Stored data entries:
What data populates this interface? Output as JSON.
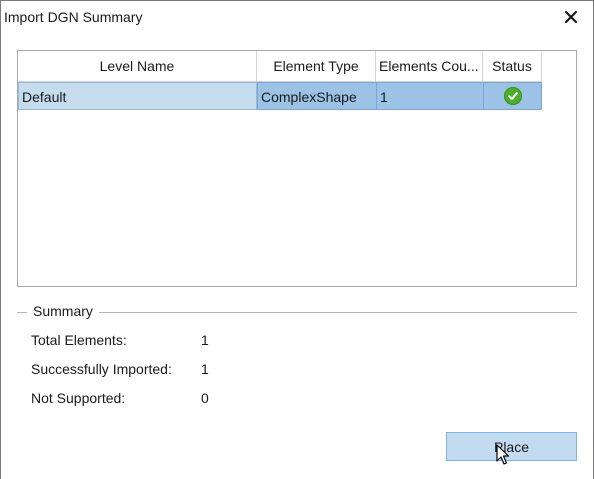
{
  "window": {
    "title": "Import DGN Summary",
    "close_glyph": "✕"
  },
  "grid": {
    "columns": [
      "Level Name",
      "Element Type",
      "Elements  Cou...",
      "Status"
    ],
    "rows": [
      {
        "level_name": "Default",
        "element_type": "ComplexShape",
        "elements_count": "1",
        "status": "success-check-icon"
      }
    ]
  },
  "summary": {
    "heading": "Summary",
    "items": [
      {
        "label": "Total Elements:",
        "value": "1"
      },
      {
        "label": "Successfully Imported:",
        "value": "1"
      },
      {
        "label": "Not Supported:",
        "value": "0"
      }
    ]
  },
  "actions": {
    "place_label": "Place"
  },
  "colors": {
    "row_selected_first": "#c5dcef",
    "row_selected": "#9cc2e6",
    "status_success": "#4caf2b",
    "button_bg": "#c3dbf1"
  }
}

» **Exercise objective**
Any pictures should be dropped; transcribe the rest of the records above exactly.

» **Answer to the exercise**
What data populates this interface? Output as JSON.
{
  "window": {
    "title": "Import DGN Summary",
    "close_glyph": "✕"
  },
  "grid": {
    "columns": [
      "Level Name",
      "Element Type",
      "Elements  Cou...",
      "Status"
    ],
    "rows": [
      {
        "level_name": "Default",
        "element_type": "ComplexShape",
        "elements_count": "1",
        "status": "success-check-icon"
      }
    ]
  },
  "summary": {
    "heading": "Summary",
    "items": [
      {
        "label": "Total Elements:",
        "value": "1"
      },
      {
        "label": "Successfully Imported:",
        "value": "1"
      },
      {
        "label": "Not Supported:",
        "value": "0"
      }
    ]
  },
  "actions": {
    "place_label": "Place"
  },
  "colors": {
    "row_selected_first": "#c5dcef",
    "row_selected": "#9cc2e6",
    "status_success": "#4caf2b",
    "button_bg": "#c3dbf1"
  }
}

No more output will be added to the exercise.